● **SHORT PROBLEM**:
Pictures stay out of the copy; restate everything else in the material exactly.

● **EXERCISE INPUTS**:
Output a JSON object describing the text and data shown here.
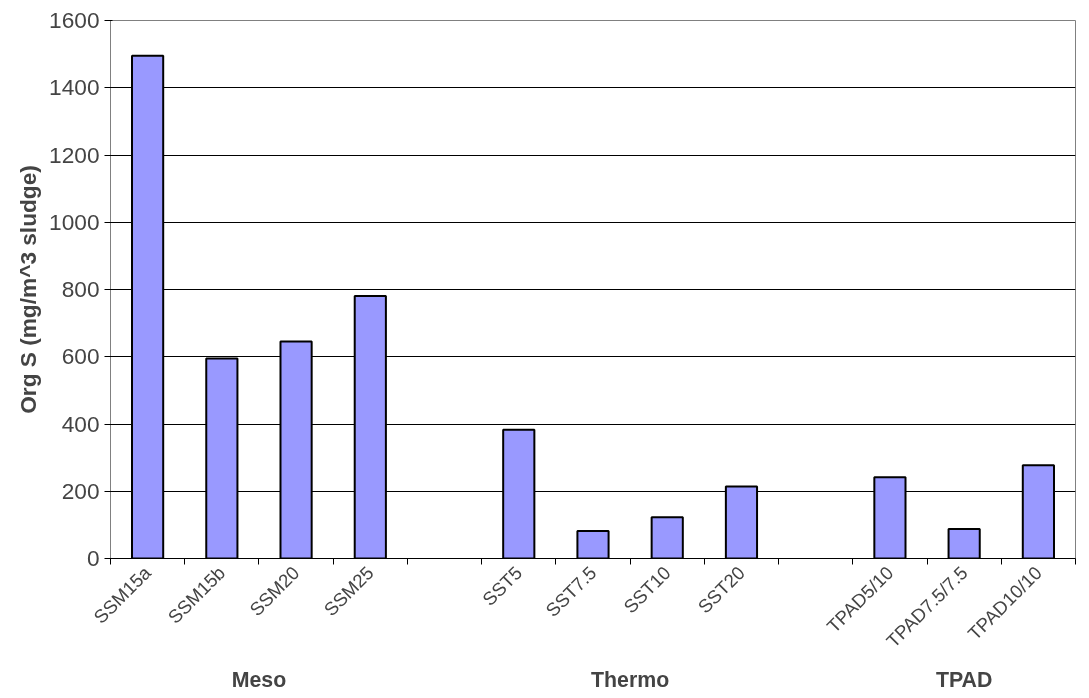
{
  "chart_data": {
    "type": "bar",
    "ylabel": "Org S (mg/m^3 sludge)",
    "categories": [
      "SSM15a",
      "SSM15b",
      "SSM20",
      "SSM25",
      null,
      "SST5",
      "SST7.5",
      "SST10",
      "SST20",
      null,
      "TPAD5/10",
      "TPAD7.5/7.5",
      "TPAD10/10"
    ],
    "values": [
      1495,
      595,
      645,
      781,
      null,
      383,
      82,
      123,
      214,
      null,
      242,
      88,
      277
    ],
    "color": "#9999ff",
    "ylim": [
      0,
      1600
    ],
    "yticks": [
      0,
      200,
      400,
      600,
      800,
      1000,
      1200,
      1400,
      1600
    ],
    "grid": "y",
    "annotations": [
      "Meso",
      "Thermo",
      "TPAD"
    ]
  }
}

● **WRITTEN ANSWER**:
Output a JSON object describing the text and data shown here.
{
  "chart_data": {
    "type": "bar",
    "ylabel": "Org S (mg/m^3 sludge)",
    "categories": [
      "SSM15a",
      "SSM15b",
      "SSM20",
      "SSM25",
      null,
      "SST5",
      "SST7.5",
      "SST10",
      "SST20",
      null,
      "TPAD5/10",
      "TPAD7.5/7.5",
      "TPAD10/10"
    ],
    "values": [
      1495,
      595,
      645,
      781,
      null,
      383,
      82,
      123,
      214,
      null,
      242,
      88,
      277
    ],
    "color": "#9999ff",
    "ylim": [
      0,
      1600
    ],
    "yticks": [
      0,
      200,
      400,
      600,
      800,
      1000,
      1200,
      1400,
      1600
    ],
    "grid": "y",
    "annotations": [
      "Meso",
      "Thermo",
      "TPAD"
    ]
  }
}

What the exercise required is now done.